* **EXERCISE DESCRIPTION**
Restate the records that follow word for word; no pictures should appear.

* **DATASET EXTRACT**
**********
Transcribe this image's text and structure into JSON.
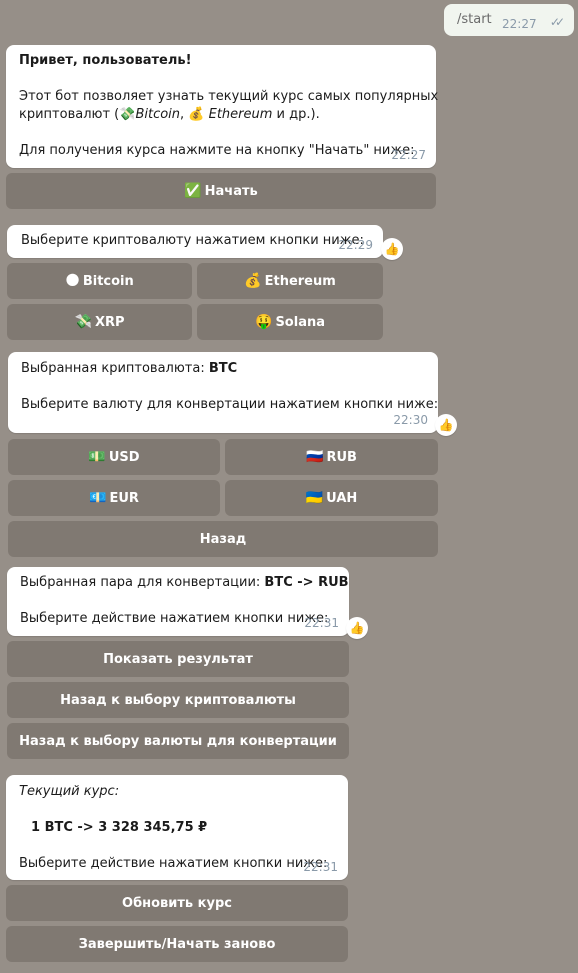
{
  "outgoing": {
    "text": "/start",
    "time": "22:27",
    "ticks": "✓✓"
  },
  "messages": {
    "welcome": {
      "greeting": "Привет, пользователь!",
      "line1": "Этот бот позволяет узнать текущий курс самых популярных",
      "line2_pre": "криптовалют (",
      "btc_icon": "💸",
      "btc_name": "Bitcoin",
      "sep": ", ",
      "eth_icon": "💰",
      "eth_name": "Ethereum",
      "line2_post": " и др.).",
      "line3": "Для получения курса нажмите на кнопку \"Начать\" ниже:",
      "time": "22:27"
    },
    "choose_crypto": {
      "text": "Выберите криптовалюту нажатием кнопки ниже:",
      "time": "22:29",
      "reaction": "👍"
    },
    "chosen_crypto": {
      "label": "Выбранная криптовалюта: ",
      "value": "BTC",
      "prompt": "Выберите валюту для конвертации нажатием кнопки ниже:",
      "time": "22:30",
      "reaction": "👍"
    },
    "chosen_pair": {
      "label": "Выбранная пара для конвертации: ",
      "value": "BTC -> RUB",
      "prompt": "Выберите действие нажатием кнопки ниже:",
      "time": "22:31",
      "reaction": "👍"
    },
    "rate": {
      "title": "Текущий курс:",
      "value": "1 BTC -> 3 328 345,75 ₽",
      "prompt": "Выберите действие нажатием кнопки ниже:",
      "time": "22:31"
    }
  },
  "buttons": {
    "start": {
      "icon": "✅",
      "label": "Начать"
    },
    "crypto": [
      {
        "icon": "🌑",
        "label": "Bitcoin"
      },
      {
        "icon": "💰",
        "label": "Ethereum"
      },
      {
        "icon": "💸",
        "label": "XRP"
      },
      {
        "icon": "🤑",
        "label": "Solana"
      }
    ],
    "currency": [
      {
        "icon": "💵",
        "label": "USD"
      },
      {
        "icon": "🇷🇺",
        "label": "RUB"
      },
      {
        "icon": "💶",
        "label": "EUR"
      },
      {
        "icon": "🇺🇦",
        "label": "UAH"
      }
    ],
    "back": "Назад",
    "show_result": "Показать результат",
    "back_crypto": "Назад к выбору криптовалюты",
    "back_currency": "Назад к выбору валюты для конвертации",
    "refresh": "Обновить курс",
    "finish": "Завершить/Начать заново"
  }
}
**********
* **RESPONSE TO THE TASK**
Transcribe this image's text and structure into JSON.
{
  "outgoing": {
    "text": "/start",
    "time": "22:27",
    "ticks": "✓✓"
  },
  "messages": {
    "welcome": {
      "greeting": "Привет, пользователь!",
      "line1": "Этот бот позволяет узнать текущий курс самых популярных",
      "line2_pre": "криптовалют (",
      "btc_icon": "💸",
      "btc_name": "Bitcoin",
      "sep": ", ",
      "eth_icon": "💰",
      "eth_name": "Ethereum",
      "line2_post": " и др.).",
      "line3": "Для получения курса нажмите на кнопку \"Начать\" ниже:",
      "time": "22:27"
    },
    "choose_crypto": {
      "text": "Выберите криптовалюту нажатием кнопки ниже:",
      "time": "22:29",
      "reaction": "👍"
    },
    "chosen_crypto": {
      "label": "Выбранная криптовалюта: ",
      "value": "BTC",
      "prompt": "Выберите валюту для конвертации нажатием кнопки ниже:",
      "time": "22:30",
      "reaction": "👍"
    },
    "chosen_pair": {
      "label": "Выбранная пара для конвертации: ",
      "value": "BTC -> RUB",
      "prompt": "Выберите действие нажатием кнопки ниже:",
      "time": "22:31",
      "reaction": "👍"
    },
    "rate": {
      "title": "Текущий курс:",
      "value": "1 BTC -> 3 328 345,75 ₽",
      "prompt": "Выберите действие нажатием кнопки ниже:",
      "time": "22:31"
    }
  },
  "buttons": {
    "start": {
      "icon": "✅",
      "label": "Начать"
    },
    "crypto": [
      {
        "icon": "🌑",
        "label": "Bitcoin"
      },
      {
        "icon": "💰",
        "label": "Ethereum"
      },
      {
        "icon": "💸",
        "label": "XRP"
      },
      {
        "icon": "🤑",
        "label": "Solana"
      }
    ],
    "currency": [
      {
        "icon": "💵",
        "label": "USD"
      },
      {
        "icon": "🇷🇺",
        "label": "RUB"
      },
      {
        "icon": "💶",
        "label": "EUR"
      },
      {
        "icon": "🇺🇦",
        "label": "UAH"
      }
    ],
    "back": "Назад",
    "show_result": "Показать результат",
    "back_crypto": "Назад к выбору криптовалюты",
    "back_currency": "Назад к выбору валюты для конвертации",
    "refresh": "Обновить курс",
    "finish": "Завершить/Начать заново"
  }
}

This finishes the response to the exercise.